■ WHAT YOU HAVE TO DO
Transcribe every line exactly and omit anything that is a picture.

■ GIVEN INFORMATION

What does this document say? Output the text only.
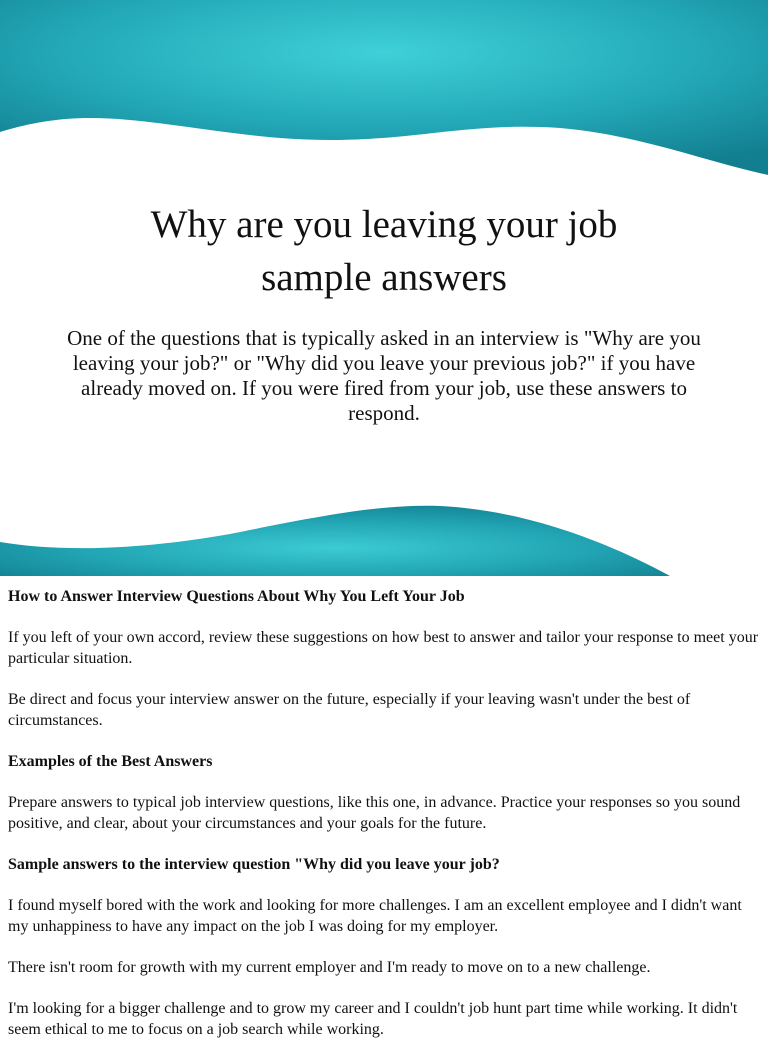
Why are you leaving your job
sample answers

One of the questions that is typically asked in an interview is "Why are you leaving your job?" or "Why did you leave your previous job?" if you have already moved on. If you were fired from your job, use these answers to respond.

How to Answer Interview Questions About Why You Left Your Job

If you left of your own accord, review these suggestions on how best to answer and tailor your response to meet your particular situation.

Be direct and focus your interview answer on the future, especially if your leaving wasn't under the best of circumstances.

Examples of the Best Answers

Prepare answers to typical job interview questions, like this one, in advance. Practice your responses so you sound positive, and clear, about your circumstances and your goals for the future.

Sample answers to the interview question "Why did you leave your job?

I found myself bored with the work and looking for more challenges. I am an excellent employee and I didn't want my unhappiness to have any impact on the job I was doing for my employer.

There isn't room for growth with my current employer and I'm ready to move on to a new challenge.

I'm looking for a bigger challenge and to grow my career and I couldn't job hunt part time while working. It didn't seem ethical to me to focus on a job search while working.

■ RIGHT ANSWER
What does this document say? Output the text only.
Why are you leaving your job
sample answers

One of the questions that is typically asked in an interview is "Why are you leaving your job?" or "Why did you leave your previous job?" if you have already moved on. If you were fired from your job, use these answers to respond.

How to Answer Interview Questions About Why You Left Your Job

If you left of your own accord, review these suggestions on how best to answer and tailor your response to meet your particular situation.

Be direct and focus your interview answer on the future, especially if your leaving wasn't under the best of circumstances.

Examples of the Best Answers

Prepare answers to typical job interview questions, like this one, in advance. Practice your responses so you sound positive, and clear, about your circumstances and your goals for the future.

Sample answers to the interview question "Why did you leave your job?

I found myself bored with the work and looking for more challenges. I am an excellent employee and I didn't want my unhappiness to have any impact on the job I was doing for my employer.

There isn't room for growth with my current employer and I'm ready to move on to a new challenge.

I'm looking for a bigger challenge and to grow my career and I couldn't job hunt part time while working. It didn't seem ethical to me to focus on a job search while working.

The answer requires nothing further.